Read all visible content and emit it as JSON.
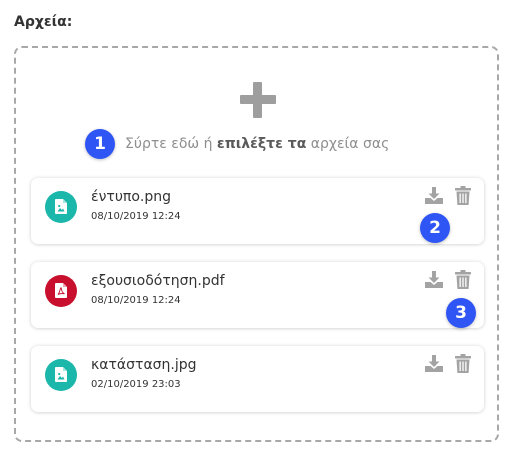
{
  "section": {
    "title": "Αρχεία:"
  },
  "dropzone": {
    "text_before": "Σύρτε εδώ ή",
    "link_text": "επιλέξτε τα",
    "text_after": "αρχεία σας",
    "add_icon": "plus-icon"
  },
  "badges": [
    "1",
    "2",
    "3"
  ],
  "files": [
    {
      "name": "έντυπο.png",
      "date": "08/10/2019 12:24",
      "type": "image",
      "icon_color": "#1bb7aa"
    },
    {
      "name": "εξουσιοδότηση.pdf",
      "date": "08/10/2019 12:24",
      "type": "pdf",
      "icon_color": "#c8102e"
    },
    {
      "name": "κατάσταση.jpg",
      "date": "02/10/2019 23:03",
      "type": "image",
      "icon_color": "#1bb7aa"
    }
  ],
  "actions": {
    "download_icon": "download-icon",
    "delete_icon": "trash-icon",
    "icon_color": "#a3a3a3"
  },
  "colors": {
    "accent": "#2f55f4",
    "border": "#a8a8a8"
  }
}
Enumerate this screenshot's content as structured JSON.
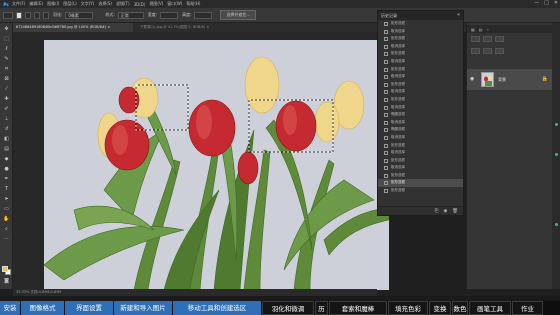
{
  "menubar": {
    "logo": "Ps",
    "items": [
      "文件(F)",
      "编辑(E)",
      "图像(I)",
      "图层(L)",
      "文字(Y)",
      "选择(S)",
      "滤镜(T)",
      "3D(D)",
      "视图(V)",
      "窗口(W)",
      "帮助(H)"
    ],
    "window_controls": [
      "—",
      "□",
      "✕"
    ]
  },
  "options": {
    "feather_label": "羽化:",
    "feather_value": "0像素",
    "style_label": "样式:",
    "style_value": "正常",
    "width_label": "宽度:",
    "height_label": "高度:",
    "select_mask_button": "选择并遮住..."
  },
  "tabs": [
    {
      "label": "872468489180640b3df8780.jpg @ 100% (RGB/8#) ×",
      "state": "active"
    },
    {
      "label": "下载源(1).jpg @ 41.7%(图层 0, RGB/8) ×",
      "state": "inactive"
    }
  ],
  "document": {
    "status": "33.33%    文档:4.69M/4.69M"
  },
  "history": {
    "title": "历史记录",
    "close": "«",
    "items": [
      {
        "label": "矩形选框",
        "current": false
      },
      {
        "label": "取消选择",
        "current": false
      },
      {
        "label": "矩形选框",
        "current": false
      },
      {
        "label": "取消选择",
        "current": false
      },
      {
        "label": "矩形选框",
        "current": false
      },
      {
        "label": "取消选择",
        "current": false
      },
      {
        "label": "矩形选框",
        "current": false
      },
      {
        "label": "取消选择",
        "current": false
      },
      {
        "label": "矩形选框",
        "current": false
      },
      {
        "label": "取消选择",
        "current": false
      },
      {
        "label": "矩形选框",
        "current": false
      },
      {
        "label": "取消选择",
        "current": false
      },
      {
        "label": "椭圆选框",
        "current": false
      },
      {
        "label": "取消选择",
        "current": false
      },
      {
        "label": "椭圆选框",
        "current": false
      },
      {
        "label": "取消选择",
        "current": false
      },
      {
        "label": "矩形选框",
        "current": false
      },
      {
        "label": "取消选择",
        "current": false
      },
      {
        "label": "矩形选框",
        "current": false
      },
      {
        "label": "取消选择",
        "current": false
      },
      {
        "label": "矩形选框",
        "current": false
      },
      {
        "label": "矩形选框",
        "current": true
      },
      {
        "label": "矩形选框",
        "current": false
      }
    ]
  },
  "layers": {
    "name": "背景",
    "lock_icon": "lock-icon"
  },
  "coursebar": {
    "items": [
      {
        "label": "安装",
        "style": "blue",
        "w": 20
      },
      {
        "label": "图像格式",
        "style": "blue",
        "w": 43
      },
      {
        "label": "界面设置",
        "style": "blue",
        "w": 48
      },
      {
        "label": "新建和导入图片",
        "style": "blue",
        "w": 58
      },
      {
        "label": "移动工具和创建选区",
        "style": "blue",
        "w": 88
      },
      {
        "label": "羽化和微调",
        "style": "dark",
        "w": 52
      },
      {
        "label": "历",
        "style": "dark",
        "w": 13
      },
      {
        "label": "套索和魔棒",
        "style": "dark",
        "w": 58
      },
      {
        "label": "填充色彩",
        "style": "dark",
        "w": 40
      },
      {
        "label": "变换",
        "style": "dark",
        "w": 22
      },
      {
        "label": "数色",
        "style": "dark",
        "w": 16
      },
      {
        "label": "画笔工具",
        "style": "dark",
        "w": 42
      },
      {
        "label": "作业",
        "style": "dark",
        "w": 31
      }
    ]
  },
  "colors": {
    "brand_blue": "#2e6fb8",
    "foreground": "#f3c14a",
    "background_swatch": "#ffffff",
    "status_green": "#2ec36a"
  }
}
·····
Stated exercise: Images in the data above are to be skipped. Retype all other material exactly.

Exercise response:
Read all visible content and emit it as JSON.
{
  "section": {
    "title": "Αρχεία:"
  },
  "dropzone": {
    "text_before": "Σύρτε εδώ ή",
    "link_text": "επιλέξτε τα",
    "text_after": "αρχεία σας",
    "add_icon": "plus-icon"
  },
  "badges": [
    "1",
    "2",
    "3"
  ],
  "files": [
    {
      "name": "έντυπο.png",
      "date": "08/10/2019 12:24",
      "type": "image",
      "icon_color": "#1bb7aa"
    },
    {
      "name": "εξουσιοδότηση.pdf",
      "date": "08/10/2019 12:24",
      "type": "pdf",
      "icon_color": "#c8102e"
    },
    {
      "name": "κατάσταση.jpg",
      "date": "02/10/2019 23:03",
      "type": "image",
      "icon_color": "#1bb7aa"
    }
  ],
  "actions": {
    "download_icon": "download-icon",
    "delete_icon": "trash-icon",
    "icon_color": "#a3a3a3"
  },
  "colors": {
    "accent": "#2f55f4",
    "border": "#a8a8a8"
  }
}
Enumerate this screenshot's content as structured JSON.
{
  "menubar": {
    "logo": "Ps",
    "items": [
      "文件(F)",
      "编辑(E)",
      "图像(I)",
      "图层(L)",
      "文字(Y)",
      "选择(S)",
      "滤镜(T)",
      "3D(D)",
      "视图(V)",
      "窗口(W)",
      "帮助(H)"
    ],
    "window_controls": [
      "—",
      "□",
      "✕"
    ]
  },
  "options": {
    "feather_label": "羽化:",
    "feather_value": "0像素",
    "style_label": "样式:",
    "style_value": "正常",
    "width_label": "宽度:",
    "height_label": "高度:",
    "select_mask_button": "选择并遮住..."
  },
  "tabs": [
    {
      "label": "872468489180640b3df8780.jpg @ 100% (RGB/8#) ×",
      "state": "active"
    },
    {
      "label": "下载源(1).jpg @ 41.7%(图层 0, RGB/8) ×",
      "state": "inactive"
    }
  ],
  "document": {
    "status": "33.33%    文档:4.69M/4.69M"
  },
  "history": {
    "title": "历史记录",
    "close": "«",
    "items": [
      {
        "label": "矩形选框",
        "current": false
      },
      {
        "label": "取消选择",
        "current": false
      },
      {
        "label": "矩形选框",
        "current": false
      },
      {
        "label": "取消选择",
        "current": false
      },
      {
        "label": "矩形选框",
        "current": false
      },
      {
        "label": "取消选择",
        "current": false
      },
      {
        "label": "矩形选框",
        "current": false
      },
      {
        "label": "取消选择",
        "current": false
      },
      {
        "label": "矩形选框",
        "current": false
      },
      {
        "label": "取消选择",
        "current": false
      },
      {
        "label": "矩形选框",
        "current": false
      },
      {
        "label": "取消选择",
        "current": false
      },
      {
        "label": "椭圆选框",
        "current": false
      },
      {
        "label": "取消选择",
        "current": false
      },
      {
        "label": "椭圆选框",
        "current": false
      },
      {
        "label": "取消选择",
        "current": false
      },
      {
        "label": "矩形选框",
        "current": false
      },
      {
        "label": "取消选择",
        "current": false
      },
      {
        "label": "矩形选框",
        "current": false
      },
      {
        "label": "取消选择",
        "current": false
      },
      {
        "label": "矩形选框",
        "current": false
      },
      {
        "label": "矩形选框",
        "current": true
      },
      {
        "label": "矩形选框",
        "current": false
      }
    ]
  },
  "layers": {
    "name": "背景",
    "lock_icon": "lock-icon"
  },
  "coursebar": {
    "items": [
      {
        "label": "安装",
        "style": "blue",
        "w": 20
      },
      {
        "label": "图像格式",
        "style": "blue",
        "w": 43
      },
      {
        "label": "界面设置",
        "style": "blue",
        "w": 48
      },
      {
        "label": "新建和导入图片",
        "style": "blue",
        "w": 58
      },
      {
        "label": "移动工具和创建选区",
        "style": "blue",
        "w": 88
      },
      {
        "label": "羽化和微调",
        "style": "dark",
        "w": 52
      },
      {
        "label": "历",
        "style": "dark",
        "w": 13
      },
      {
        "label": "套索和魔棒",
        "style": "dark",
        "w": 58
      },
      {
        "label": "填充色彩",
        "style": "dark",
        "w": 40
      },
      {
        "label": "变换",
        "style": "dark",
        "w": 22
      },
      {
        "label": "数色",
        "style": "dark",
        "w": 16
      },
      {
        "label": "画笔工具",
        "style": "dark",
        "w": 42
      },
      {
        "label": "作业",
        "style": "dark",
        "w": 31
      }
    ]
  },
  "colors": {
    "brand_blue": "#2e6fb8",
    "foreground": "#f3c14a",
    "background_swatch": "#ffffff",
    "status_green": "#2ec36a"
  }
}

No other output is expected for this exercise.